Stated goal. Count how many lines have the word "xlabel" in them. Reply with that number by itself.

Records for this task.
>> Start
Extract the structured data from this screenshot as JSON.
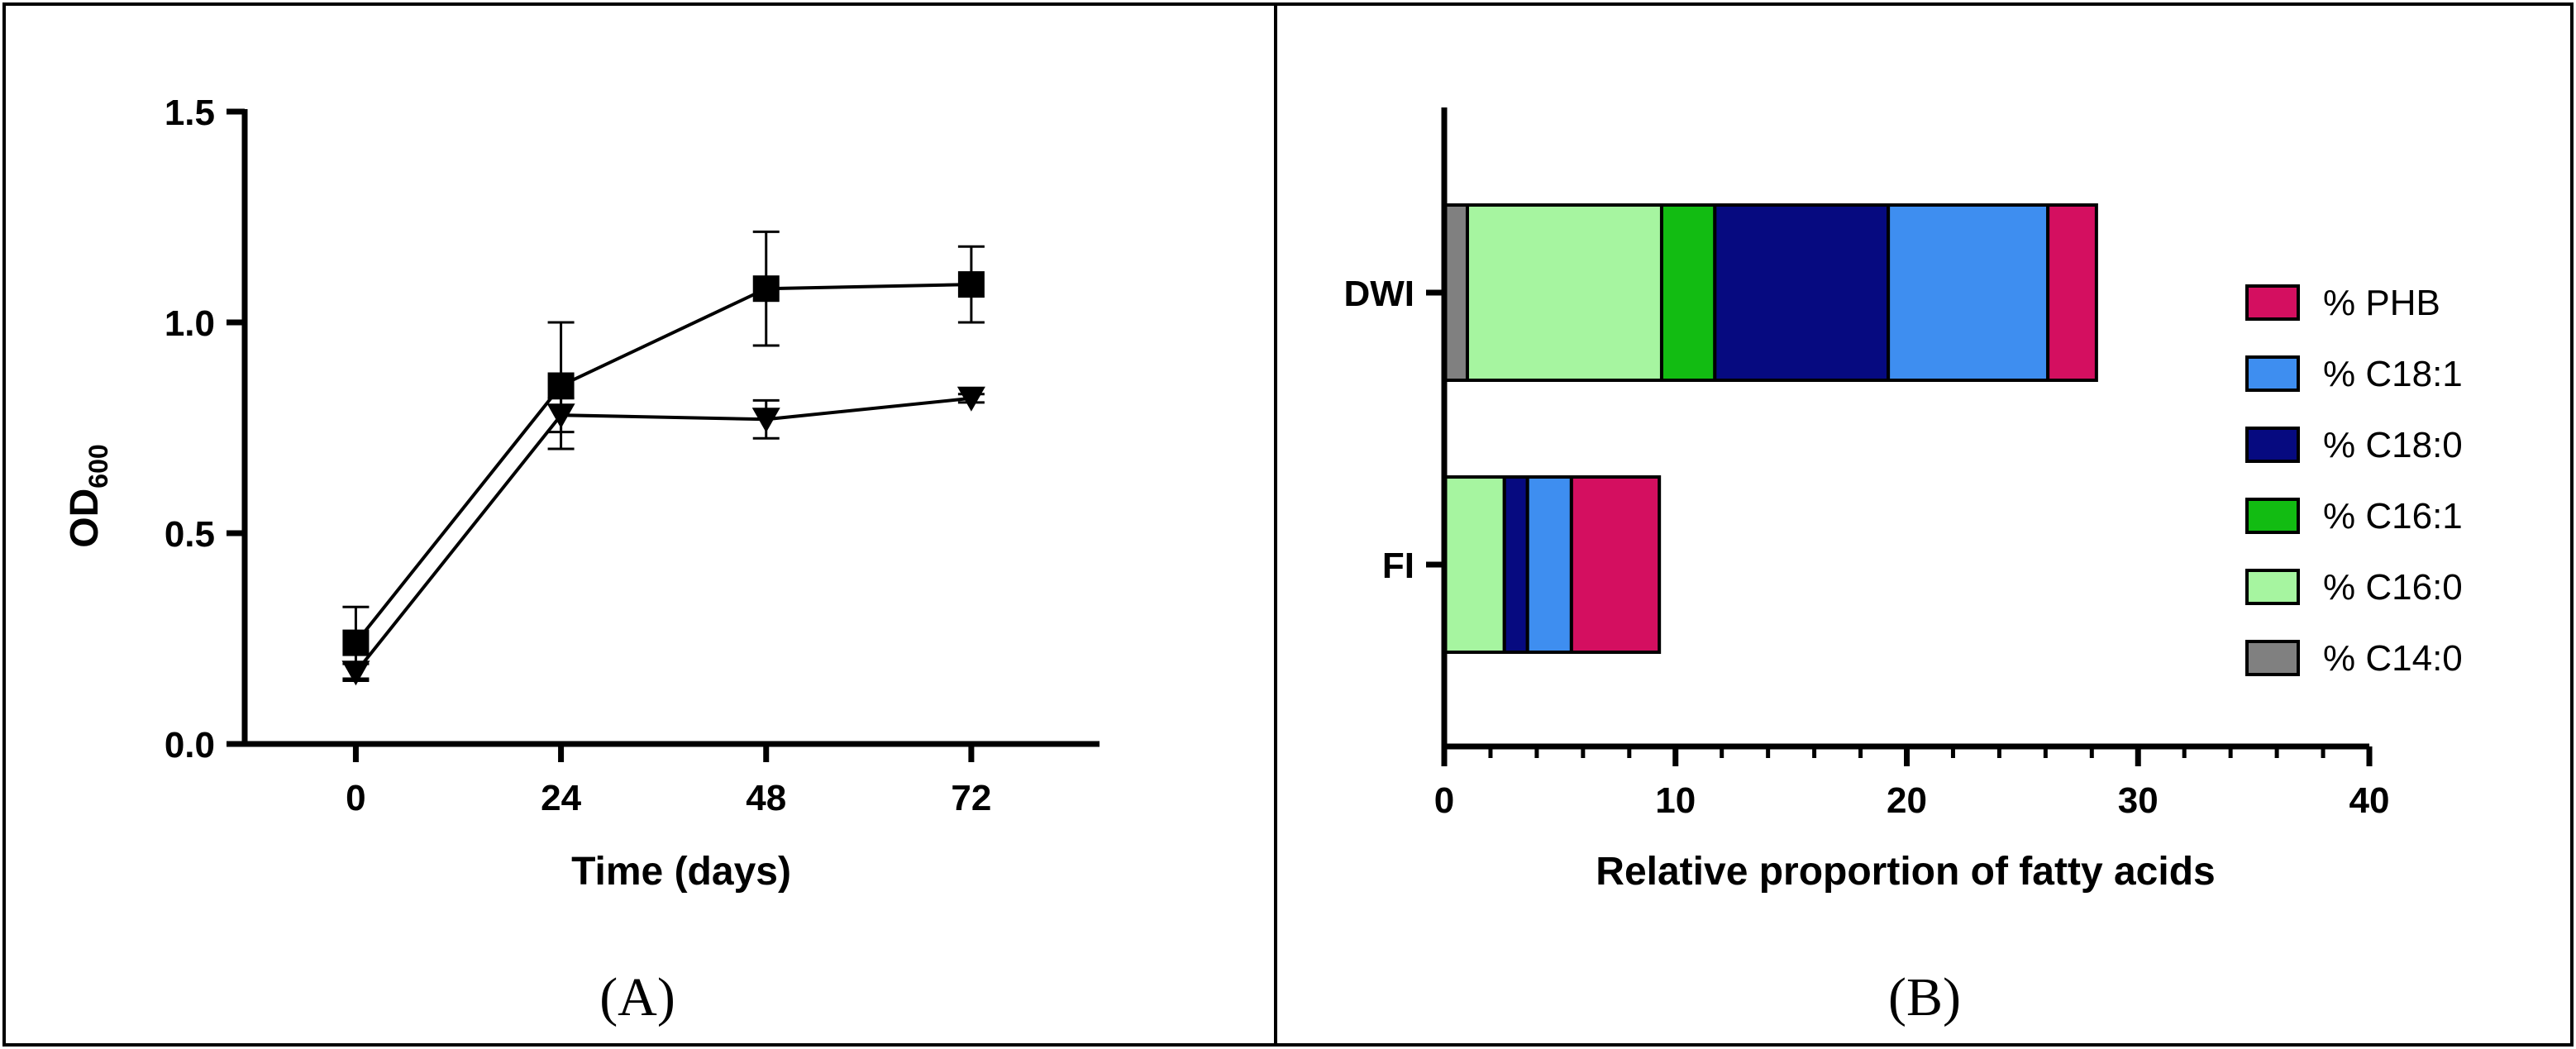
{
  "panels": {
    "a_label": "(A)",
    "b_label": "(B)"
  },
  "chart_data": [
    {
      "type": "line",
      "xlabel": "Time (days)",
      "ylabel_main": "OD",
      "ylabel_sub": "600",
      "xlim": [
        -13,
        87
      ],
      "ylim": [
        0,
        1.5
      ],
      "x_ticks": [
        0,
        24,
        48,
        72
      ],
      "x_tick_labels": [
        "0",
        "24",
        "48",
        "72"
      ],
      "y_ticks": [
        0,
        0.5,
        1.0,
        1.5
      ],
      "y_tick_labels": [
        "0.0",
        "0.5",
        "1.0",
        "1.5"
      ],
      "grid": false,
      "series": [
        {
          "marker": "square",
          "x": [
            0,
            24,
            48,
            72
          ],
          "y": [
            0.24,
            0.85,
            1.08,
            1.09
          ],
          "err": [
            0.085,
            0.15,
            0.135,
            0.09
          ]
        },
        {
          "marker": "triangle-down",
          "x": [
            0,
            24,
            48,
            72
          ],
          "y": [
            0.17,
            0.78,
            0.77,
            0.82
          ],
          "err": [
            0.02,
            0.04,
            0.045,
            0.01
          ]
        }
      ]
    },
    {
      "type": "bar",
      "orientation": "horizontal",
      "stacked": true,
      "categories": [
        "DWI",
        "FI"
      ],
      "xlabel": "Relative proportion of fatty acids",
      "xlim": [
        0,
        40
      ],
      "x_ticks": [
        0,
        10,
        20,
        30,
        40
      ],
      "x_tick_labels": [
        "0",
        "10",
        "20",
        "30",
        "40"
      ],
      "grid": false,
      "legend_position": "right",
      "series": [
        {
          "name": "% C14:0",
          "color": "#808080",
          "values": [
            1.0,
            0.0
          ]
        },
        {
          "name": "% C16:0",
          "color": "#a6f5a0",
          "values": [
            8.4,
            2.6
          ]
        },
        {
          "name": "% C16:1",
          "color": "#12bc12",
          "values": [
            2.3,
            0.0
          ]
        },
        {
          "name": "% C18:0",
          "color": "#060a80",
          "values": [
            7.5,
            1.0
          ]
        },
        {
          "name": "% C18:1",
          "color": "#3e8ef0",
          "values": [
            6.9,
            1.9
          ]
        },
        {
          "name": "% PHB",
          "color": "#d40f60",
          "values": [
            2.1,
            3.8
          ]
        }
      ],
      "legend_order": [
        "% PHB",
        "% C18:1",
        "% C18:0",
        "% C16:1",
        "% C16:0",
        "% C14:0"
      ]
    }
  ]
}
>> End
Answer to the problem. 2